Records from a collection
Start

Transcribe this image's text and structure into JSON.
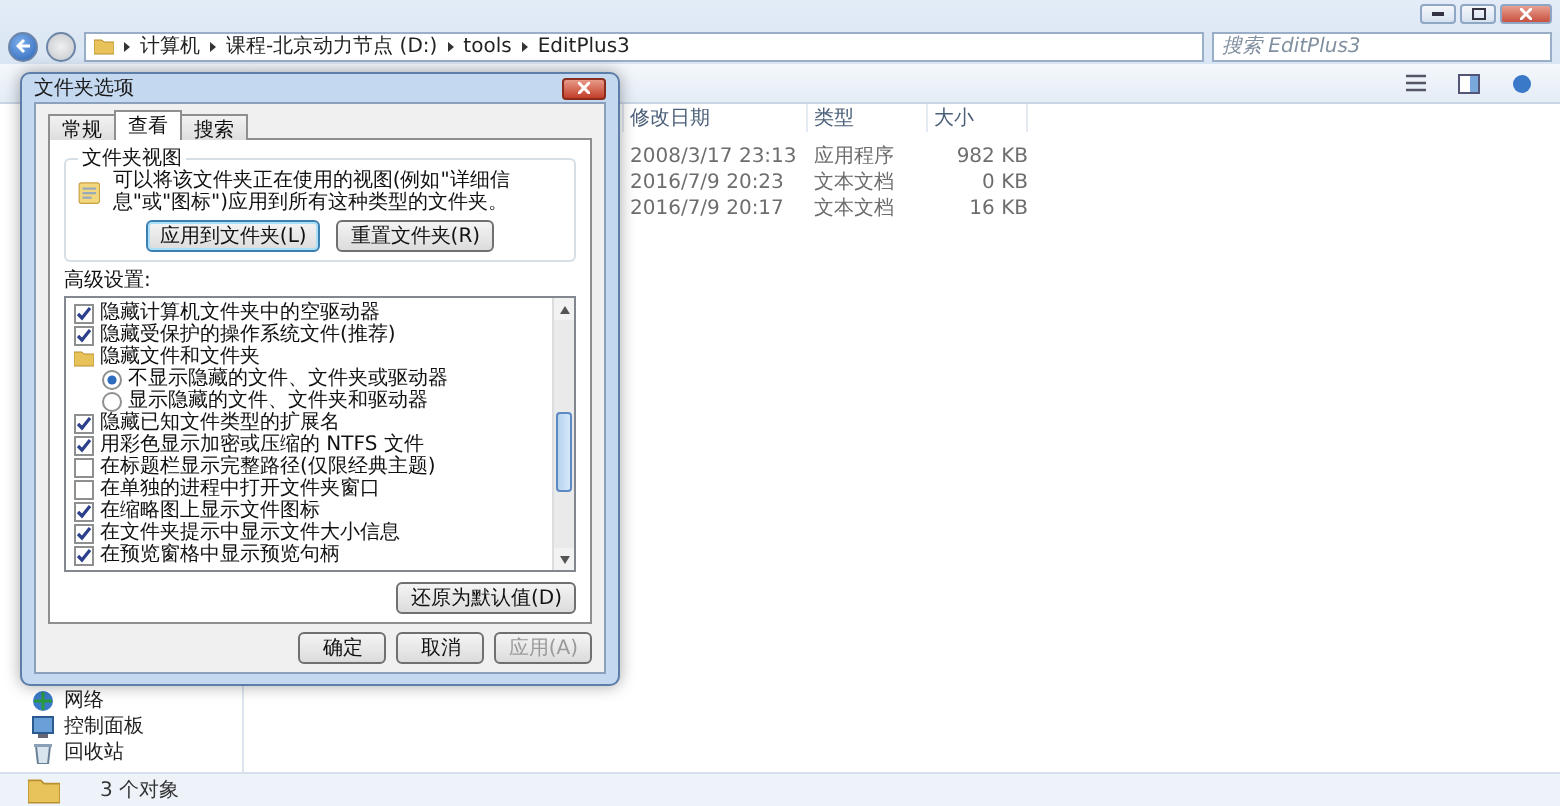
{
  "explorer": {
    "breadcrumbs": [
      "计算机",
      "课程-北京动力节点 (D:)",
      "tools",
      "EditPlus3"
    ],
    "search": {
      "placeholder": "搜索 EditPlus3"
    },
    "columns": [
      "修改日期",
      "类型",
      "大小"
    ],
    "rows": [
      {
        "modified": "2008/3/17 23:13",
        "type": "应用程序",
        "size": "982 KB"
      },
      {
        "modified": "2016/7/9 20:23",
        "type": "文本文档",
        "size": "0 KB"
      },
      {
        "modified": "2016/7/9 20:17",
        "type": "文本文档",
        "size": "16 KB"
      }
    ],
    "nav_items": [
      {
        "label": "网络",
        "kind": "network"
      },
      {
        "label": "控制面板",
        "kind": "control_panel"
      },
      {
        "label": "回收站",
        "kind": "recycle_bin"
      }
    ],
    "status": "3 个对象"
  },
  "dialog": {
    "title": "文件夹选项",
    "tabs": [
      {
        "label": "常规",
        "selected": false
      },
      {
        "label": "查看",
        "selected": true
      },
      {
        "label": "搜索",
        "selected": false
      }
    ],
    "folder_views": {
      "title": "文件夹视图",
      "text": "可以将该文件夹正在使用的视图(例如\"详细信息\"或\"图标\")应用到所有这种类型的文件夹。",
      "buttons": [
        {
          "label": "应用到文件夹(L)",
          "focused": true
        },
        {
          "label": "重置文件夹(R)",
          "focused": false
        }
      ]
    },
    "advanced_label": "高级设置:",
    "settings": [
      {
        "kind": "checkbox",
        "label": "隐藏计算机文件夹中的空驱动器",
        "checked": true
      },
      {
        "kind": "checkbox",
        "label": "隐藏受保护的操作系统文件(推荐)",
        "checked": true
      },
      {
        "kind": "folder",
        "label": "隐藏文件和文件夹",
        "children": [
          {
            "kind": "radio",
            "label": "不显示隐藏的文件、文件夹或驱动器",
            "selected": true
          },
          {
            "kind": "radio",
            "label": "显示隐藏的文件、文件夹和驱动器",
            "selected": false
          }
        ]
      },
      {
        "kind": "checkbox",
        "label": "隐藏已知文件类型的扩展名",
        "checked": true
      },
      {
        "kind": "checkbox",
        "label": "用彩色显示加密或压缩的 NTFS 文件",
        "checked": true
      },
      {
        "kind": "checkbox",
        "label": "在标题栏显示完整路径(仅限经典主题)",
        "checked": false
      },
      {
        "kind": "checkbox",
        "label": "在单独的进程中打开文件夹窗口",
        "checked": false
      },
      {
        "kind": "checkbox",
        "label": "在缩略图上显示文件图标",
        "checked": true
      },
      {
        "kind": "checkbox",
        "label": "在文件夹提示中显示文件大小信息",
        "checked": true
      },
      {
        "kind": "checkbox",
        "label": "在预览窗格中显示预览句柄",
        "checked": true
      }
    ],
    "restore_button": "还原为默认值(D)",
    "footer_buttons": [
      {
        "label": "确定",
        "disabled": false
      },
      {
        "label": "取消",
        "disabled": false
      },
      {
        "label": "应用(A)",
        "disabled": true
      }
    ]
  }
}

End
Start

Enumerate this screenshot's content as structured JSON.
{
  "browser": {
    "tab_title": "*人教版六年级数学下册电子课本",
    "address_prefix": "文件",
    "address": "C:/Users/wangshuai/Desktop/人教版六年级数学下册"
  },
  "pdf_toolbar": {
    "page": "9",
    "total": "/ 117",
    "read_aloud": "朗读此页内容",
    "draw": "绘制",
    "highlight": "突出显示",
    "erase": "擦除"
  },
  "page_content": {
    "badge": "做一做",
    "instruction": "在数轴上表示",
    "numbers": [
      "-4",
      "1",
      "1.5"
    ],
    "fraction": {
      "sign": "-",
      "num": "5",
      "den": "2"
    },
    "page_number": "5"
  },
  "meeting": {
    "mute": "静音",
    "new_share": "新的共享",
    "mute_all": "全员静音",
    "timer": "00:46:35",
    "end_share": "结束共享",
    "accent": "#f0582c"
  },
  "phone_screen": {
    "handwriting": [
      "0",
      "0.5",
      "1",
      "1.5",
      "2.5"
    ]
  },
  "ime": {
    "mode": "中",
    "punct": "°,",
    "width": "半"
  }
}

End

- _Exercise brief_: Give only the count of lines in which the string "selected" appears.

- _Exercise response_: 5